*** Opening Given records ***

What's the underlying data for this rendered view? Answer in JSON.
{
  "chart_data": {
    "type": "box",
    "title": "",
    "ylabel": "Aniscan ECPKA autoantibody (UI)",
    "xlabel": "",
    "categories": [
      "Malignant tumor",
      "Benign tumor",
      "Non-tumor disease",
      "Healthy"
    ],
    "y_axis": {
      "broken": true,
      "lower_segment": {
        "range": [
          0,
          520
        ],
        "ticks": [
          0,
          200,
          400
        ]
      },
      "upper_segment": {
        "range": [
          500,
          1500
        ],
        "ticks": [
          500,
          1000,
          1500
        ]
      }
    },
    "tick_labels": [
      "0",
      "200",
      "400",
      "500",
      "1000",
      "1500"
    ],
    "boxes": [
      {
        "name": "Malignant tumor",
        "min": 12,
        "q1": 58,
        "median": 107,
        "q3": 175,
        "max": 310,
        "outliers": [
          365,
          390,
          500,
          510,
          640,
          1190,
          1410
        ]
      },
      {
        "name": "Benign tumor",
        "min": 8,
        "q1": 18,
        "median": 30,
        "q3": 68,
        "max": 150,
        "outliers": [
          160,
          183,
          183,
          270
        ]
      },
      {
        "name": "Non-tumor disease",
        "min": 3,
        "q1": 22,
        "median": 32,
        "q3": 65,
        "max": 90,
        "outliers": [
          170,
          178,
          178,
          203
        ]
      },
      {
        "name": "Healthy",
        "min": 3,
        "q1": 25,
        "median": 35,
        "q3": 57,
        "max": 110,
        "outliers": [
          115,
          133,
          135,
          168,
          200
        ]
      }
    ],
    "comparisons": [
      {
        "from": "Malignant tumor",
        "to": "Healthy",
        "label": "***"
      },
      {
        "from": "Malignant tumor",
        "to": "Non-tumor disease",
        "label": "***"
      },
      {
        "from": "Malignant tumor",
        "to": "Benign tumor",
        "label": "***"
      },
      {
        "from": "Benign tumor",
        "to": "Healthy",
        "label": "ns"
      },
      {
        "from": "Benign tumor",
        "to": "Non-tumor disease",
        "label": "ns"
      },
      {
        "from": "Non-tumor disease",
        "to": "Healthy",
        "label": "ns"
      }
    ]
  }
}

*** Closing Given records ***
*** Opening Given records ***

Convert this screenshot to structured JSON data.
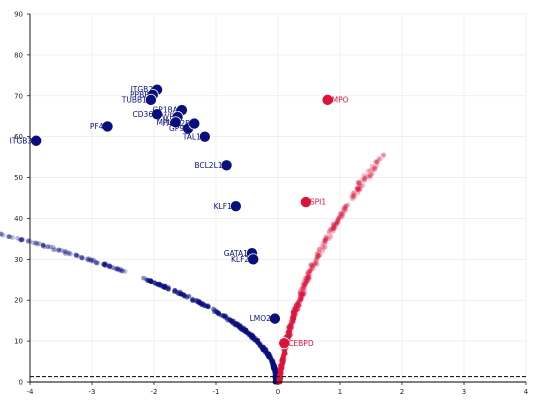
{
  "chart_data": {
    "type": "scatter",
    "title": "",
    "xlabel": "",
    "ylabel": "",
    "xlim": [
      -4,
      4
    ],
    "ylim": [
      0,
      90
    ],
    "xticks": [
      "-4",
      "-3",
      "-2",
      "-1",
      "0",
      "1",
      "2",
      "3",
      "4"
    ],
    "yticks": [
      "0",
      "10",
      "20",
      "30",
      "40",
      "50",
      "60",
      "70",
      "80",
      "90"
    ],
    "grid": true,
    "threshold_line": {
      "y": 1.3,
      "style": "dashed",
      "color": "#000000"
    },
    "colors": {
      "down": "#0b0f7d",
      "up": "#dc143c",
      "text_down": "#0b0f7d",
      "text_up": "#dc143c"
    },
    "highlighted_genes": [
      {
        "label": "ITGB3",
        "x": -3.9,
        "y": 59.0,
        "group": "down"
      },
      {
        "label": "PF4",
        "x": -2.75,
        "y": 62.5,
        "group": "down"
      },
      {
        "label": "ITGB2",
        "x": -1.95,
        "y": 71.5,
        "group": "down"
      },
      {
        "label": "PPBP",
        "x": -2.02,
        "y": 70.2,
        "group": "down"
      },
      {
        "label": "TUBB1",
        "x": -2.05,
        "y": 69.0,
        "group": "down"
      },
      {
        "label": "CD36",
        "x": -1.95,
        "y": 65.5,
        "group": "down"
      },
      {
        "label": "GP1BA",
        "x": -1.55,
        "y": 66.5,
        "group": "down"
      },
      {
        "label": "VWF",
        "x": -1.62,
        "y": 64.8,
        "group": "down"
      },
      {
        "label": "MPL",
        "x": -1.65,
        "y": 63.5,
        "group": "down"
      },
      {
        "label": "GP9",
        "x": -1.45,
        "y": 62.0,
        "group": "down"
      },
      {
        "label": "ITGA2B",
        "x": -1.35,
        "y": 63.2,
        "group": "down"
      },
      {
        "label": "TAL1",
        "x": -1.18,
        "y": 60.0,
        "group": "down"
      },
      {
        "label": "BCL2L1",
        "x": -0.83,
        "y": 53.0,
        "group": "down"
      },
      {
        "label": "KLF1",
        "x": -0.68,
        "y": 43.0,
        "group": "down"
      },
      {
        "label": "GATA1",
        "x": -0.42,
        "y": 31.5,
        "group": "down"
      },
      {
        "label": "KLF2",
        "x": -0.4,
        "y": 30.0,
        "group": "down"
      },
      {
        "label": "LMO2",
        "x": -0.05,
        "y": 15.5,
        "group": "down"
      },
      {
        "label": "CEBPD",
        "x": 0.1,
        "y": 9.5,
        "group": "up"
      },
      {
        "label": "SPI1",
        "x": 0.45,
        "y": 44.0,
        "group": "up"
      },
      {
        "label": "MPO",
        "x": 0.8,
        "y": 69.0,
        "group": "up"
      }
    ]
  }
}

*** Closing Given records ***

### Task details:
Where a line of the data holds the word "ylabel", copy that line.

### Answer section:
    "ylabel": "Aniscan ECPKA autoantibody (UI)",
    "ylabel": "",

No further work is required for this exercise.